▸ TO BE DONE
Each line below must be set down exactly; omit any image you find.

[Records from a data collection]
--------
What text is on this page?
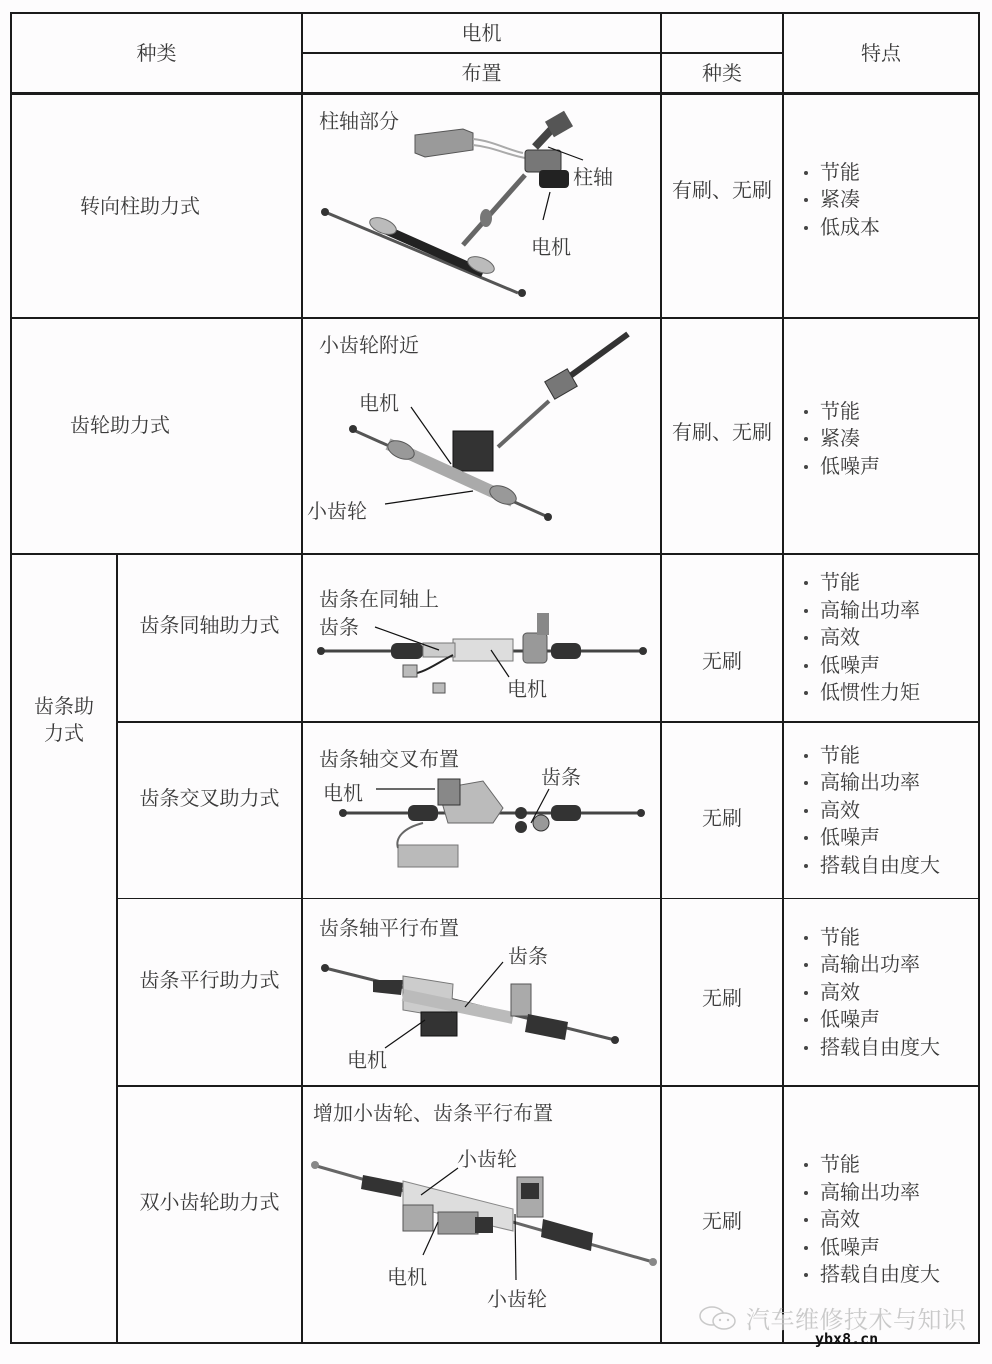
种类
电机
布置	种类
特点
转向柱助力式
柱轴部分
柱轴
电机
有刷、无刷
节能
紧凑
低成本
齿轮助力式
小齿轮附近
电机
小齿轮
有刷、无刷
节能
紧凑
低噪声
齿条助
力式
齿条同轴助力式
齿条在同轴上
齿条
电机
无刷
节能
高输出功率
高效
低噪声
低惯性力矩
齿条交叉助力式
齿条轴交叉布置
电机
齿条
无刷
节能
高输出功率
高效
低噪声
搭载自由度大
齿条平行助力式
齿条轴平行布置
齿条
电机
无刷
节能
高输出功率
高效
低噪声
搭载自由度大
双小齿轮助力式
增加小齿轮、齿条平行布置
小齿轮
电机
小齿轮
无刷
节能
高输出功率
高效
低噪声
搭载自由度大
汽车维修技术与知识
ybx8.cn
--------
▸ CORRECT OUTPUT
What text is on this page?
种类
电机
布置	种类
特点
转向柱助力式
柱轴部分
柱轴
电机
有刷、无刷
节能
紧凑
低成本
齿轮助力式
小齿轮附近
电机
小齿轮
有刷、无刷
节能
紧凑
低噪声
齿条助
力式
齿条同轴助力式
齿条在同轴上
齿条
电机
无刷
节能
高输出功率
高效
低噪声
低惯性力矩
齿条交叉助力式
齿条轴交叉布置
电机
齿条
无刷
节能
高输出功率
高效
低噪声
搭载自由度大
齿条平行助力式
齿条轴平行布置
齿条
电机
无刷
节能
高输出功率
高效
低噪声
搭载自由度大
双小齿轮助力式
增加小齿轮、齿条平行布置
小齿轮
电机
小齿轮
无刷
节能
高输出功率
高效
低噪声
搭载自由度大
汽车维修技术与知识
ybx8.cn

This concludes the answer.